◆ TASK DESCRIPTION
Make an exact copy of the listing below.

(Dataset entries)
····················
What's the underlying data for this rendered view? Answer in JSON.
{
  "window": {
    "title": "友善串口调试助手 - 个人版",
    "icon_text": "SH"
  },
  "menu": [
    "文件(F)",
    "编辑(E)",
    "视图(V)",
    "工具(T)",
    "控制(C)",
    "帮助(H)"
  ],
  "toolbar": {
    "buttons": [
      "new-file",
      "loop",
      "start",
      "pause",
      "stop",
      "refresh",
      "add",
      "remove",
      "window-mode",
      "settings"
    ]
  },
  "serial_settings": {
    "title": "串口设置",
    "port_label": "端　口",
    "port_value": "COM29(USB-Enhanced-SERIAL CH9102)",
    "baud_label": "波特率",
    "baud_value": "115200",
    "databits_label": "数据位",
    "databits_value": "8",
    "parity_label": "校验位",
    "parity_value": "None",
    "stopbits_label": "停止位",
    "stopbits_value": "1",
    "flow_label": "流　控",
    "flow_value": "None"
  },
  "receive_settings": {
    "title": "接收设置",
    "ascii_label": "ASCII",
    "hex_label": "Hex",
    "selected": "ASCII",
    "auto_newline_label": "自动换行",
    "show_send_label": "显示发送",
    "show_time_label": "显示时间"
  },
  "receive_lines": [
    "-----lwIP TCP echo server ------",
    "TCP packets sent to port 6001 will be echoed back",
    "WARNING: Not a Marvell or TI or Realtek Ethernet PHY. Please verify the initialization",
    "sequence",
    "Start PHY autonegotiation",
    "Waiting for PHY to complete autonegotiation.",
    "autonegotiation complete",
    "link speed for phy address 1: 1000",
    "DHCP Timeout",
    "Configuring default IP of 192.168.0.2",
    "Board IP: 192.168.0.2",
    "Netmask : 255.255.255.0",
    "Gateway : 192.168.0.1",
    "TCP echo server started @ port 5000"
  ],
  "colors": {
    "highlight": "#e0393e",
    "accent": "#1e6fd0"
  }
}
····················
◆ FINISHED TASK
What's the underlying data for this rendered view? Answer in JSON.
{
  "window": {
    "title": "友善串口调试助手 - 个人版",
    "icon_text": "SH"
  },
  "menu": [
    "文件(F)",
    "编辑(E)",
    "视图(V)",
    "工具(T)",
    "控制(C)",
    "帮助(H)"
  ],
  "toolbar": {
    "buttons": [
      "new-file",
      "loop",
      "start",
      "pause",
      "stop",
      "refresh",
      "add",
      "remove",
      "window-mode",
      "settings"
    ]
  },
  "serial_settings": {
    "title": "串口设置",
    "port_label": "端　口",
    "port_value": "COM29(USB-Enhanced-SERIAL CH9102)",
    "baud_label": "波特率",
    "baud_value": "115200",
    "databits_label": "数据位",
    "databits_value": "8",
    "parity_label": "校验位",
    "parity_value": "None",
    "stopbits_label": "停止位",
    "stopbits_value": "1",
    "flow_label": "流　控",
    "flow_value": "None"
  },
  "receive_settings": {
    "title": "接收设置",
    "ascii_label": "ASCII",
    "hex_label": "Hex",
    "selected": "ASCII",
    "auto_newline_label": "自动换行",
    "show_send_label": "显示发送",
    "show_time_label": "显示时间"
  },
  "receive_lines": [
    "-----lwIP TCP echo server ------",
    "TCP packets sent to port 6001 will be echoed back",
    "WARNING: Not a Marvell or TI or Realtek Ethernet PHY. Please verify the initialization",
    "sequence",
    "Start PHY autonegotiation",
    "Waiting for PHY to complete autonegotiation.",
    "autonegotiation complete",
    "link speed for phy address 1: 1000",
    "DHCP Timeout",
    "Configuring default IP of 192.168.0.2",
    "Board IP: 192.168.0.2",
    "Netmask : 255.255.255.0",
    "Gateway : 192.168.0.1",
    "TCP echo server started @ port 5000"
  ],
  "colors": {
    "highlight": "#e0393e",
    "accent": "#1e6fd0"
  }
}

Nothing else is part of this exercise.